■ EXERCISE GOAL: Copy all lines in which the word "text" can be found.

■ DATA FOR THIS TASK:
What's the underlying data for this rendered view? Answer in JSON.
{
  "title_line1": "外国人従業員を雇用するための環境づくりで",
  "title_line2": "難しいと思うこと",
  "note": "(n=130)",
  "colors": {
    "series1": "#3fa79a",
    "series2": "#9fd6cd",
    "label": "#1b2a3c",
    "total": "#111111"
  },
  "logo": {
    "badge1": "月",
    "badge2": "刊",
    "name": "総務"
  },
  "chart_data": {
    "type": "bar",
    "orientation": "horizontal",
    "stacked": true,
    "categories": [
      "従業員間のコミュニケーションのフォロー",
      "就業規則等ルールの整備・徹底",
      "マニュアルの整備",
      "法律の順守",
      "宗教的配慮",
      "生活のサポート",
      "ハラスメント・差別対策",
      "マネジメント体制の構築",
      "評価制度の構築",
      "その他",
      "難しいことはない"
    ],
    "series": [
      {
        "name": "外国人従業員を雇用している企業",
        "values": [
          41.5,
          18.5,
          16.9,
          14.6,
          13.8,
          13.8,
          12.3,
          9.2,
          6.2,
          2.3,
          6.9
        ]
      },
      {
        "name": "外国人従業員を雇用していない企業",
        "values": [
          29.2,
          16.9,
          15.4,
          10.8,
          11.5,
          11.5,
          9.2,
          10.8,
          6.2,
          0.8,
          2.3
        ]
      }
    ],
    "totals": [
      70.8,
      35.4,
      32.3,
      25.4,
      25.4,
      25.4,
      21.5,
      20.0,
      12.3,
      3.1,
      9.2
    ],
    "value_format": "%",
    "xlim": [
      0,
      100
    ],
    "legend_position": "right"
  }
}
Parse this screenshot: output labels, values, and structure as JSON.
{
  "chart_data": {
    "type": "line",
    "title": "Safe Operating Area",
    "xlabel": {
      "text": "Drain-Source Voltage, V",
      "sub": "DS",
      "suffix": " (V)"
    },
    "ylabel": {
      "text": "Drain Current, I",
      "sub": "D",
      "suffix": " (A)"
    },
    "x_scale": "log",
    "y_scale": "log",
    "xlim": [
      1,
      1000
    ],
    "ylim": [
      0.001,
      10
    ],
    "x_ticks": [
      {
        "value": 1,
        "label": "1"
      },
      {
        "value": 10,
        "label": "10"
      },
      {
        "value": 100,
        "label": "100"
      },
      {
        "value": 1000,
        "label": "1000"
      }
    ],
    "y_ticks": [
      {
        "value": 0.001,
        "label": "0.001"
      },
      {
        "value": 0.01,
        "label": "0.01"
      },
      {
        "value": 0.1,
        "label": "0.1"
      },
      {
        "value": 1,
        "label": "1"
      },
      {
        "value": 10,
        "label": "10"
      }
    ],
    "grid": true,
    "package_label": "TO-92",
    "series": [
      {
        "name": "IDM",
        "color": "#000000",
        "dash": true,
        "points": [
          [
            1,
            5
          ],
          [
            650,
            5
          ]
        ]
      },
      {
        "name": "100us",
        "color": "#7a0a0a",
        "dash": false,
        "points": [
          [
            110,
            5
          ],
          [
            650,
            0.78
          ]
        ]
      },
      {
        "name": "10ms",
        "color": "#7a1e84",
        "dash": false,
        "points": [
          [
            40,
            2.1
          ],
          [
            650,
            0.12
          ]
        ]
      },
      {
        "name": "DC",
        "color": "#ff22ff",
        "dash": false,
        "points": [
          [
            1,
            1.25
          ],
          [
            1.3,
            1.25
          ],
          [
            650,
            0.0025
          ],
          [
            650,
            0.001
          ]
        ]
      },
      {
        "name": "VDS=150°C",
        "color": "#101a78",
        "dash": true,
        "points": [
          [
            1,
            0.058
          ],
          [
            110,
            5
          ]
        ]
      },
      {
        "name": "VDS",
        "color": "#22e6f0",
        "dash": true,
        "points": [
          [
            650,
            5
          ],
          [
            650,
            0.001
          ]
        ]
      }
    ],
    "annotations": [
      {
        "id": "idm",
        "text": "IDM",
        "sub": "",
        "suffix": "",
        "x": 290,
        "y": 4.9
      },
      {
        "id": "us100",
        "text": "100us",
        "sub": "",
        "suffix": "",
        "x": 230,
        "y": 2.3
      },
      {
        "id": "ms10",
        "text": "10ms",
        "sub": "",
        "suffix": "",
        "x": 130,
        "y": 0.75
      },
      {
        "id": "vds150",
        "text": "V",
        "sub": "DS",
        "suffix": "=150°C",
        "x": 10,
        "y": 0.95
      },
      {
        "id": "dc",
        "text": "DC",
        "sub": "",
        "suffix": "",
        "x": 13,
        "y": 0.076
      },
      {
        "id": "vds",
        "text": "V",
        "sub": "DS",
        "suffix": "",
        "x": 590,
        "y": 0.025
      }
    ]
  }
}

■ RESULT OF THIS EXERCISE:
      "text": "Drain-Source Voltage, V",
      "text": "Drain Current, I",
        "text": "IDM",
        "text": "100us",
        "text": "10ms",
        "text": "V",
        "text": "DC",
        "text": "V",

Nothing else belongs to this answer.